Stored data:
────────────────
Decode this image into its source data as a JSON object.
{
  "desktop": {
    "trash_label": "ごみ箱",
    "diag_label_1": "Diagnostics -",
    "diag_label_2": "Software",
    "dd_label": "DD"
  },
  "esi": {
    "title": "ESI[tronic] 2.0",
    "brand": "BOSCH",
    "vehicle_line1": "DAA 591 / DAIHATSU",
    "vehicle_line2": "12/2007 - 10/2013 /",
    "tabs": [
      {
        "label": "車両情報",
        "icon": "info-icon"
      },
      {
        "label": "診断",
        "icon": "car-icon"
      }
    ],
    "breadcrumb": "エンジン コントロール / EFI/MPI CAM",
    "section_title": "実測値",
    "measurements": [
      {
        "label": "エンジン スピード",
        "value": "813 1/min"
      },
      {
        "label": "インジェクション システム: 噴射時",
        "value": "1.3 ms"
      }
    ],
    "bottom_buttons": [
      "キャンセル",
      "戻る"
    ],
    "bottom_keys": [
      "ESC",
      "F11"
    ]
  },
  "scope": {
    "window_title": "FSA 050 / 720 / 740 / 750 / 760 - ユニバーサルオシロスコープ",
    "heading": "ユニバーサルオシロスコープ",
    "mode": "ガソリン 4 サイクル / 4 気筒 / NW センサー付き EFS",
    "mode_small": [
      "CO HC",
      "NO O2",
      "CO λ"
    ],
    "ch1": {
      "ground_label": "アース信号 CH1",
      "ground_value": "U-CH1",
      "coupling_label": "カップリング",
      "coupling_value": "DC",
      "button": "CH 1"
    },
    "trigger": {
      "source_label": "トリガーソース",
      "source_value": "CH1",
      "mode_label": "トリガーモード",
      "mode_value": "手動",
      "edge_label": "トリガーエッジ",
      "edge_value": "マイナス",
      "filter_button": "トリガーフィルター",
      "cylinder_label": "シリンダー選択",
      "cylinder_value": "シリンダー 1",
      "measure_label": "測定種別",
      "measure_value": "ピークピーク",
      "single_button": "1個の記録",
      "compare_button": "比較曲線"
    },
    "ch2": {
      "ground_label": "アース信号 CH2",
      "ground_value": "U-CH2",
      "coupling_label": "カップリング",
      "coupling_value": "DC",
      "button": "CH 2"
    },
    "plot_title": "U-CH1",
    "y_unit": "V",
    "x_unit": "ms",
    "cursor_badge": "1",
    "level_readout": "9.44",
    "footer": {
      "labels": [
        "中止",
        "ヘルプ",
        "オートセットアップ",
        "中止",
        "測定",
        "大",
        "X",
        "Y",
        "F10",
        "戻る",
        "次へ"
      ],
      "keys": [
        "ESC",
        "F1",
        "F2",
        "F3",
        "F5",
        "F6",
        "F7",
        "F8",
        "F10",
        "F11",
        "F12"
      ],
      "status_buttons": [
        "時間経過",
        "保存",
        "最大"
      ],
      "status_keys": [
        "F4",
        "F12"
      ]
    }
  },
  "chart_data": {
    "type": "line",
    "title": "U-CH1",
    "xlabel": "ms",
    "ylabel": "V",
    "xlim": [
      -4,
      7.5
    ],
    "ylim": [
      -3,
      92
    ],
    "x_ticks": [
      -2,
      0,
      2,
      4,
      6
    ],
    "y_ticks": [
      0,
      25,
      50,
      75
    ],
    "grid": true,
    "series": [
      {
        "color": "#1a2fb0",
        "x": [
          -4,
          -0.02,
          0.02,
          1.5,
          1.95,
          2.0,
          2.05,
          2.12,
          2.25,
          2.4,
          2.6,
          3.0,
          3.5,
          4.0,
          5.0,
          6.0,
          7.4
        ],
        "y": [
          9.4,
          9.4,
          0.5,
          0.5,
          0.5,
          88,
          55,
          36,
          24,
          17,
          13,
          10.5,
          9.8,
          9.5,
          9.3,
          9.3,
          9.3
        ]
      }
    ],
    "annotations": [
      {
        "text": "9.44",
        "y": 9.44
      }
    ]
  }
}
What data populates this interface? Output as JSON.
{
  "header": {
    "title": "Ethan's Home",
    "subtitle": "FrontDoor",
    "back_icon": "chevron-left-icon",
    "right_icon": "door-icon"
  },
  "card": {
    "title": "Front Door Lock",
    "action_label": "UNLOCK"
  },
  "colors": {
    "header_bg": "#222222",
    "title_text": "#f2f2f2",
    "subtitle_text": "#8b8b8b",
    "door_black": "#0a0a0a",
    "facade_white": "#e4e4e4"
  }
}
────────────────
_Directions for this task_.
Repeat every entry exactly, please.

_Problem solution_.
Decode this image into its source data as a JSON object.
{
  "desktop": {
    "trash_label": "ごみ箱",
    "diag_label_1": "Diagnostics -",
    "diag_label_2": "Software",
    "dd_label": "DD"
  },
  "esi": {
    "title": "ESI[tronic] 2.0",
    "brand": "BOSCH",
    "vehicle_line1": "DAA 591 / DAIHATSU",
    "vehicle_line2": "12/2007 - 10/2013 /",
    "tabs": [
      {
        "label": "車両情報",
        "icon": "info-icon"
      },
      {
        "label": "診断",
        "icon": "car-icon"
      }
    ],
    "breadcrumb": "エンジン コントロール / EFI/MPI CAM",
    "section_title": "実測値",
    "measurements": [
      {
        "label": "エンジン スピード",
        "value": "813 1/min"
      },
      {
        "label": "インジェクション システム: 噴射時",
        "value": "1.3 ms"
      }
    ],
    "bottom_buttons": [
      "キャンセル",
      "戻る"
    ],
    "bottom_keys": [
      "ESC",
      "F11"
    ]
  },
  "scope": {
    "window_title": "FSA 050 / 720 / 740 / 750 / 760 - ユニバーサルオシロスコープ",
    "heading": "ユニバーサルオシロスコープ",
    "mode": "ガソリン 4 サイクル / 4 気筒 / NW センサー付き EFS",
    "mode_small": [
      "CO HC",
      "NO O2",
      "CO λ"
    ],
    "ch1": {
      "ground_label": "アース信号 CH1",
      "ground_value": "U-CH1",
      "coupling_label": "カップリング",
      "coupling_value": "DC",
      "button": "CH 1"
    },
    "trigger": {
      "source_label": "トリガーソース",
      "source_value": "CH1",
      "mode_label": "トリガーモード",
      "mode_value": "手動",
      "edge_label": "トリガーエッジ",
      "edge_value": "マイナス",
      "filter_button": "トリガーフィルター",
      "cylinder_label": "シリンダー選択",
      "cylinder_value": "シリンダー 1",
      "measure_label": "測定種別",
      "measure_value": "ピークピーク",
      "single_button": "1個の記録",
      "compare_button": "比較曲線"
    },
    "ch2": {
      "ground_label": "アース信号 CH2",
      "ground_value": "U-CH2",
      "coupling_label": "カップリング",
      "coupling_value": "DC",
      "button": "CH 2"
    },
    "plot_title": "U-CH1",
    "y_unit": "V",
    "x_unit": "ms",
    "cursor_badge": "1",
    "level_readout": "9.44",
    "footer": {
      "labels": [
        "中止",
        "ヘルプ",
        "オートセットアップ",
        "中止",
        "測定",
        "大",
        "X",
        "Y",
        "F10",
        "戻る",
        "次へ"
      ],
      "keys": [
        "ESC",
        "F1",
        "F2",
        "F3",
        "F5",
        "F6",
        "F7",
        "F8",
        "F10",
        "F11",
        "F12"
      ],
      "status_buttons": [
        "時間経過",
        "保存",
        "最大"
      ],
      "status_keys": [
        "F4",
        "F12"
      ]
    }
  },
  "chart_data": {
    "type": "line",
    "title": "U-CH1",
    "xlabel": "ms",
    "ylabel": "V",
    "xlim": [
      -4,
      7.5
    ],
    "ylim": [
      -3,
      92
    ],
    "x_ticks": [
      -2,
      0,
      2,
      4,
      6
    ],
    "y_ticks": [
      0,
      25,
      50,
      75
    ],
    "grid": true,
    "series": [
      {
        "color": "#1a2fb0",
        "x": [
          -4,
          -0.02,
          0.02,
          1.5,
          1.95,
          2.0,
          2.05,
          2.12,
          2.25,
          2.4,
          2.6,
          3.0,
          3.5,
          4.0,
          5.0,
          6.0,
          7.4
        ],
        "y": [
          9.4,
          9.4,
          0.5,
          0.5,
          0.5,
          88,
          55,
          36,
          24,
          17,
          13,
          10.5,
          9.8,
          9.5,
          9.3,
          9.3,
          9.3
        ]
      }
    ],
    "annotations": [
      {
        "text": "9.44",
        "y": 9.44
      }
    ]
  }
}
What data populates this interface? Output as JSON.
{
  "header": {
    "title": "Ethan's Home",
    "subtitle": "FrontDoor",
    "back_icon": "chevron-left-icon",
    "right_icon": "door-icon"
  },
  "card": {
    "title": "Front Door Lock",
    "action_label": "UNLOCK"
  },
  "colors": {
    "header_bg": "#222222",
    "title_text": "#f2f2f2",
    "subtitle_text": "#8b8b8b",
    "door_black": "#0a0a0a",
    "facade_white": "#e4e4e4"
  }
}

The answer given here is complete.